#### [TASK TO CARRY OUT]
Wherever the string "name" occurs in a line of these records, report that line.

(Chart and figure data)
____________

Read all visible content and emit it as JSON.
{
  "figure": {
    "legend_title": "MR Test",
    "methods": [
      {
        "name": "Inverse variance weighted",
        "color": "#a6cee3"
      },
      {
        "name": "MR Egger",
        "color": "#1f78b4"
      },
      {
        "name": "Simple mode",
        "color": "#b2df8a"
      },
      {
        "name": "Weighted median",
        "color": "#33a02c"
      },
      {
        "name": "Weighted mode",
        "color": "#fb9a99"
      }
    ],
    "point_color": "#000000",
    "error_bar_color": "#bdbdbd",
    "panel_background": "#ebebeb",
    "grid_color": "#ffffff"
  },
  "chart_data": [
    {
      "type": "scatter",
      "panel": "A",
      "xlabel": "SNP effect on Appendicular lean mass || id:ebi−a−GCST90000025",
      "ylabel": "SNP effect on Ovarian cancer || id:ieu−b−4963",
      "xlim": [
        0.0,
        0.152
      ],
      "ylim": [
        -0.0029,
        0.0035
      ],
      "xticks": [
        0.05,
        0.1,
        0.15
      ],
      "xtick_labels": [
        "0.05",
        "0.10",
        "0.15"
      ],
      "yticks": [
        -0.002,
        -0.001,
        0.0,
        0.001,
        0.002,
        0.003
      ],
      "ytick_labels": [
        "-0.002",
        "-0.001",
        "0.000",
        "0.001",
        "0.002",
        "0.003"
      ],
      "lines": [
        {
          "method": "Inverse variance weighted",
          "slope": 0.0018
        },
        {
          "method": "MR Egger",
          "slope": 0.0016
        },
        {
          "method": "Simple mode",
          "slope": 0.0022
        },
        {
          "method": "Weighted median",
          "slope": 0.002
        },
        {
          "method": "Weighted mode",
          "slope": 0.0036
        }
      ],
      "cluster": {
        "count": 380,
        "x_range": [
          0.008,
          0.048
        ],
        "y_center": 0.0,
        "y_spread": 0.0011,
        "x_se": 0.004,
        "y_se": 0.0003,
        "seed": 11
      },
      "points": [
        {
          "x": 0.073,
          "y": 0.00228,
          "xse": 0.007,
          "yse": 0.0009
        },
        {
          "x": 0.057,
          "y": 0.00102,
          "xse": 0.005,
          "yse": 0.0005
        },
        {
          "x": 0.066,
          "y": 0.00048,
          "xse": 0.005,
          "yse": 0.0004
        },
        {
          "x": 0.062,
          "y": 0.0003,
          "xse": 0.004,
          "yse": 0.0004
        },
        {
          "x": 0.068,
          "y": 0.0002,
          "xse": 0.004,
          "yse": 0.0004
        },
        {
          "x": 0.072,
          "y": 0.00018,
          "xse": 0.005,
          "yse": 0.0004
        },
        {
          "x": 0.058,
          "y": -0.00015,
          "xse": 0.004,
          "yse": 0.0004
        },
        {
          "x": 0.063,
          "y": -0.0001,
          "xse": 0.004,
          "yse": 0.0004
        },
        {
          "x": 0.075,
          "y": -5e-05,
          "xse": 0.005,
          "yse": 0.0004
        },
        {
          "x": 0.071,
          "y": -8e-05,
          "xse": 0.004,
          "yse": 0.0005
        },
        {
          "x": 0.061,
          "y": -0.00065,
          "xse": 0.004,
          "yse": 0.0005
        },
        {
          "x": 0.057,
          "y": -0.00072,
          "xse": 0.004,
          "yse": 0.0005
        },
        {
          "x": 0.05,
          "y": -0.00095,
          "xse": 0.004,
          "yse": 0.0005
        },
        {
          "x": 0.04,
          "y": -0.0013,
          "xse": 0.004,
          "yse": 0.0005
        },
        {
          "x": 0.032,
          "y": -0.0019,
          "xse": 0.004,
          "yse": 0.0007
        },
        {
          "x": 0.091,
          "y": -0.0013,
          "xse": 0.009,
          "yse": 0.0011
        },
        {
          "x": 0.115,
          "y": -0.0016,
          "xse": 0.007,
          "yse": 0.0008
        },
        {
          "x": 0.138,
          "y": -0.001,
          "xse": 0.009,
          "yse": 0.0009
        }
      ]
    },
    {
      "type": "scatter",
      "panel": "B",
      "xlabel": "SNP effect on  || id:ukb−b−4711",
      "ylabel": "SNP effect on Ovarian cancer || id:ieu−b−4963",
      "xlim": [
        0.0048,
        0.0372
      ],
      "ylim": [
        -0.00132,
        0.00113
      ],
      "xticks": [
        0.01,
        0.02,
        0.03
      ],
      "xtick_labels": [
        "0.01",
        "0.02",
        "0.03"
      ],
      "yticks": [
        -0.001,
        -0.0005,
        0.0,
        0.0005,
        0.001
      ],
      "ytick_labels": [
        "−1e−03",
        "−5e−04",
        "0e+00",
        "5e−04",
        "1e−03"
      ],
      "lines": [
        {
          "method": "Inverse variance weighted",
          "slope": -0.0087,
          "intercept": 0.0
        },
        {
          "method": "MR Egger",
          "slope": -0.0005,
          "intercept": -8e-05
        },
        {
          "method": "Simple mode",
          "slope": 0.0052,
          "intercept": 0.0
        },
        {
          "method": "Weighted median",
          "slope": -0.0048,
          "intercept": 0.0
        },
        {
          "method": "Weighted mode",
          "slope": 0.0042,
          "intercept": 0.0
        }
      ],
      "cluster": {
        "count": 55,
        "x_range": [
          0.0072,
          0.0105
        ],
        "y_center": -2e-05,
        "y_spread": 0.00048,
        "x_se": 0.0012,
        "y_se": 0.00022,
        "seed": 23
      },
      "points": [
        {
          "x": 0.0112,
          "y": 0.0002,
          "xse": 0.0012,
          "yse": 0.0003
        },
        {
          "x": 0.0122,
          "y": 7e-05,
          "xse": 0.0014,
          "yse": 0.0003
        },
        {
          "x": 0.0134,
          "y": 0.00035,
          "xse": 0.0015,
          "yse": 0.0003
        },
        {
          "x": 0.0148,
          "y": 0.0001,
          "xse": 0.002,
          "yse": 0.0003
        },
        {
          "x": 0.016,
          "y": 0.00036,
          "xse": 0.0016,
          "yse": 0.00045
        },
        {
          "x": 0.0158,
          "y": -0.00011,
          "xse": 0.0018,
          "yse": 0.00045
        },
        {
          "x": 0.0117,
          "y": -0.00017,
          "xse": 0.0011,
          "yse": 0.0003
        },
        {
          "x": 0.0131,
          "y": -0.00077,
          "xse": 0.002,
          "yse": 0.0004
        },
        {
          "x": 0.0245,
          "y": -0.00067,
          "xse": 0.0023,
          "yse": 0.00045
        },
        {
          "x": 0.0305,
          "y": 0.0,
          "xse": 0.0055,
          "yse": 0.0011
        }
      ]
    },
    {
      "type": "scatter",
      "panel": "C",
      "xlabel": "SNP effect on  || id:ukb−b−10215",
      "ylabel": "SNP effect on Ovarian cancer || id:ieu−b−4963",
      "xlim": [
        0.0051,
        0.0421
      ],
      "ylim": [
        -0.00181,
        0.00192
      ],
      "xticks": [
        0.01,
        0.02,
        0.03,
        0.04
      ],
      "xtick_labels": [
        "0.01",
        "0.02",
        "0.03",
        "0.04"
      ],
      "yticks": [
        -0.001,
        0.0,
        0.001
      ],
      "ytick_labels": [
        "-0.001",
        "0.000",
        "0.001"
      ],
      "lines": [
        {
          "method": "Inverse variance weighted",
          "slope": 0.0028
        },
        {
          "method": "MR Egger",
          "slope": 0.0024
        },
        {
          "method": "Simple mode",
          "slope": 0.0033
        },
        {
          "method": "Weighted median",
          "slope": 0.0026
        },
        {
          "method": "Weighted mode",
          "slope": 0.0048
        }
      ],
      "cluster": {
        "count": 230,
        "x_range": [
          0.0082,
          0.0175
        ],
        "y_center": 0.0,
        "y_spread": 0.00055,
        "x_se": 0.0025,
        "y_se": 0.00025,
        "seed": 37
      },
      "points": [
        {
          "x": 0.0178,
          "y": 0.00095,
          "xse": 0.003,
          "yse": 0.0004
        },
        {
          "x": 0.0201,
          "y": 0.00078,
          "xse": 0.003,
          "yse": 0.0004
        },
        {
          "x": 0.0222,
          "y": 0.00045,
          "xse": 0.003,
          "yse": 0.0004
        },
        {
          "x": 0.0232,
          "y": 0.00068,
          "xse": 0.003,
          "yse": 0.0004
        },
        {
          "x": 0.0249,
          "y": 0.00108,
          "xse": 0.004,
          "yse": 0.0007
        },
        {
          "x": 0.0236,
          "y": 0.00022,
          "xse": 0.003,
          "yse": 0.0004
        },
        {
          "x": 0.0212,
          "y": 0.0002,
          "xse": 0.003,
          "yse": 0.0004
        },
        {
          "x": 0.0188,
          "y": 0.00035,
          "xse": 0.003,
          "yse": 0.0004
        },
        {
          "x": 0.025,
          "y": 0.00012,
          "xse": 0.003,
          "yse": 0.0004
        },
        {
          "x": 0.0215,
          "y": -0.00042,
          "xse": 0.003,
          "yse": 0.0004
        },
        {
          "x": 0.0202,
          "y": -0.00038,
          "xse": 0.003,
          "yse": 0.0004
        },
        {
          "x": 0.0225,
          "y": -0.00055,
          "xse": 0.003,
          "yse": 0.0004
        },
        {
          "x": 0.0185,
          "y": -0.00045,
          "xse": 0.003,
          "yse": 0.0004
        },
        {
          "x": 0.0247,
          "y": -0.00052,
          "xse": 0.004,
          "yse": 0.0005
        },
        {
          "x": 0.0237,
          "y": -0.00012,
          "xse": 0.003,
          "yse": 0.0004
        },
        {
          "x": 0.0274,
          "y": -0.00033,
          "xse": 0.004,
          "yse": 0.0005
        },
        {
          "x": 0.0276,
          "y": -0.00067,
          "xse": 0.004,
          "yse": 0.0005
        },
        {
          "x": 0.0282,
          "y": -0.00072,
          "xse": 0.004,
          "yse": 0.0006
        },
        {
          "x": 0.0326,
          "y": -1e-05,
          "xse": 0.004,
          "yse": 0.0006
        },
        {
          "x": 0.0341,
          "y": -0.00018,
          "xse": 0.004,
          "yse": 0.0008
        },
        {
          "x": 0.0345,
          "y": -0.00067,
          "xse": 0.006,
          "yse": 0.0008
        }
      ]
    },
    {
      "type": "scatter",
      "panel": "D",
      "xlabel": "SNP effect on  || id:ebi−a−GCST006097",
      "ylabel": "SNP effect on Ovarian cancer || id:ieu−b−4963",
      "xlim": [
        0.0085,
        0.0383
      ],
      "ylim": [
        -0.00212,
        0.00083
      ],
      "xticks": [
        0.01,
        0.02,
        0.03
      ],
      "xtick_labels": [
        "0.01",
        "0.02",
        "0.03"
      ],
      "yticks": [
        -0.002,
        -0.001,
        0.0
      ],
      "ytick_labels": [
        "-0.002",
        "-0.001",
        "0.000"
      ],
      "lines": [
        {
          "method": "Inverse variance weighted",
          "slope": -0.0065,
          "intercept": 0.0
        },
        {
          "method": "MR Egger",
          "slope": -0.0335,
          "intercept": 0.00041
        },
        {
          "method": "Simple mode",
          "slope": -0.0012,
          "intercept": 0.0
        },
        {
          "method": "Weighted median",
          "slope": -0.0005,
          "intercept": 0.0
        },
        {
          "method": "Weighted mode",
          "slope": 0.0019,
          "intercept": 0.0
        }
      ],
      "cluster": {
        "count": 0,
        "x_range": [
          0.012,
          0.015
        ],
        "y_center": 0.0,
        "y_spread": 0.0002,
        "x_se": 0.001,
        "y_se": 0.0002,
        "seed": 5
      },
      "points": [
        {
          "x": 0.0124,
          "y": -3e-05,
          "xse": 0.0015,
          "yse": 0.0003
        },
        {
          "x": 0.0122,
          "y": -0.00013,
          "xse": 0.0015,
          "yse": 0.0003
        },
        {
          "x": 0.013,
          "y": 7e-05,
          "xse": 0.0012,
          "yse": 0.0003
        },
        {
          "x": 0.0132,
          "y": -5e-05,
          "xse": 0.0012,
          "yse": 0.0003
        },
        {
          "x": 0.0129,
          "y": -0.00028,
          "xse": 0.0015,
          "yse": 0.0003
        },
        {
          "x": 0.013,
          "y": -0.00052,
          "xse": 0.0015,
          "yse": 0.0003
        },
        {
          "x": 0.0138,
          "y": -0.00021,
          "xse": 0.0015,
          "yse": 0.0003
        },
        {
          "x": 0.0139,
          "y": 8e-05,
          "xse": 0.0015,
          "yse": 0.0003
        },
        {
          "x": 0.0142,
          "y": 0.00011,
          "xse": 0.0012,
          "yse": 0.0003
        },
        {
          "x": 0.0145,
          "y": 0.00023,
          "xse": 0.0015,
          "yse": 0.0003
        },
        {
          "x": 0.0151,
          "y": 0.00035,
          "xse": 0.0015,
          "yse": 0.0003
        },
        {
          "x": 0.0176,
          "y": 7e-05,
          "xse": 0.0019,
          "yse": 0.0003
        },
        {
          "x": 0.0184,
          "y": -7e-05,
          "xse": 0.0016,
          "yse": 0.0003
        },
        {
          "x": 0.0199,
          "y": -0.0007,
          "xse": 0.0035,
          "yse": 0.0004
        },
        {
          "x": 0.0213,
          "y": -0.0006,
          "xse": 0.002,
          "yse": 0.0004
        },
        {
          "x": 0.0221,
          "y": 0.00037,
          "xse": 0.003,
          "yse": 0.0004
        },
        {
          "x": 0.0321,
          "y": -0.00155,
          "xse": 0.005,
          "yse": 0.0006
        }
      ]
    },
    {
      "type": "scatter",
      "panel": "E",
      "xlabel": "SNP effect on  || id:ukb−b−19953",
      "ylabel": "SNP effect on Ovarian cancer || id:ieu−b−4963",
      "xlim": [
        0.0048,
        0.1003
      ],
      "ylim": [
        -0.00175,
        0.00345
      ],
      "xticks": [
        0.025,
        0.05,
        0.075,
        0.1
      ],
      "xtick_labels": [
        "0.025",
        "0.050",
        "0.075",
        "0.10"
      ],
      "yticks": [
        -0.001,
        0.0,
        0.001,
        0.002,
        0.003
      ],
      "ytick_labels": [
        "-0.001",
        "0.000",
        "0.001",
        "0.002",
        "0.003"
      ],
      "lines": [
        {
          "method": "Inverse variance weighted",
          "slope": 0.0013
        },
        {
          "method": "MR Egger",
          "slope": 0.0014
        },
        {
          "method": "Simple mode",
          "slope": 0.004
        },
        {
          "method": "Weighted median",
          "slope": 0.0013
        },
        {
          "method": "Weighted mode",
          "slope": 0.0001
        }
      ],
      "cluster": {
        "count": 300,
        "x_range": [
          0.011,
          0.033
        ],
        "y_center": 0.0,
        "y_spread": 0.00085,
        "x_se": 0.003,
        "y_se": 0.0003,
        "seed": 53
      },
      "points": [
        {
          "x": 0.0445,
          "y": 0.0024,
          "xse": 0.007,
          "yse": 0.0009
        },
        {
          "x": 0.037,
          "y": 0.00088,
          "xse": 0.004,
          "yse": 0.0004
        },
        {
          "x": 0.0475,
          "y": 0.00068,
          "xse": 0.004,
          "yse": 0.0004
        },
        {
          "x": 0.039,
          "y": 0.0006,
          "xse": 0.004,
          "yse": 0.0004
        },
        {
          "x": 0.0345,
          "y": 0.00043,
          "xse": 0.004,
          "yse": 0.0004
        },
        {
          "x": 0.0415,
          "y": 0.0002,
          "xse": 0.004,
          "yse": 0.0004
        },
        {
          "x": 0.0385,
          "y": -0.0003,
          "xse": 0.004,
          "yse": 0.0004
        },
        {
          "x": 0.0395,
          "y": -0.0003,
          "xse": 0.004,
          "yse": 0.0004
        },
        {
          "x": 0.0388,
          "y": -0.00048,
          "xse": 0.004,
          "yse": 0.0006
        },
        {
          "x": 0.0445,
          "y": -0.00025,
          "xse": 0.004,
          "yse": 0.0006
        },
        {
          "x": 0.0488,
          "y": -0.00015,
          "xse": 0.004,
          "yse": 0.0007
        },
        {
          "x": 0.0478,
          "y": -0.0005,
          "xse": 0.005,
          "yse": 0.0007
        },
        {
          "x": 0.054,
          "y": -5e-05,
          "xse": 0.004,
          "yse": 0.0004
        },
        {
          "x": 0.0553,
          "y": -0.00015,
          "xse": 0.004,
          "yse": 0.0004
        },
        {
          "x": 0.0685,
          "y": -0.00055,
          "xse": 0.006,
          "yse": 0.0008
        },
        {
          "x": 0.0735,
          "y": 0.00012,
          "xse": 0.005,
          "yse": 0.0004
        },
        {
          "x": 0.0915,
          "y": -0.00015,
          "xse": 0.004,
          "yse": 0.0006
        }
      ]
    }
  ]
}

____________

#### [ANSWER BELOW]
        "name": "Inverse variance weighted",
        "name": "MR Egger",
        "name": "Simple mode",
        "name": "Weighted median",
        "name": "Weighted mode",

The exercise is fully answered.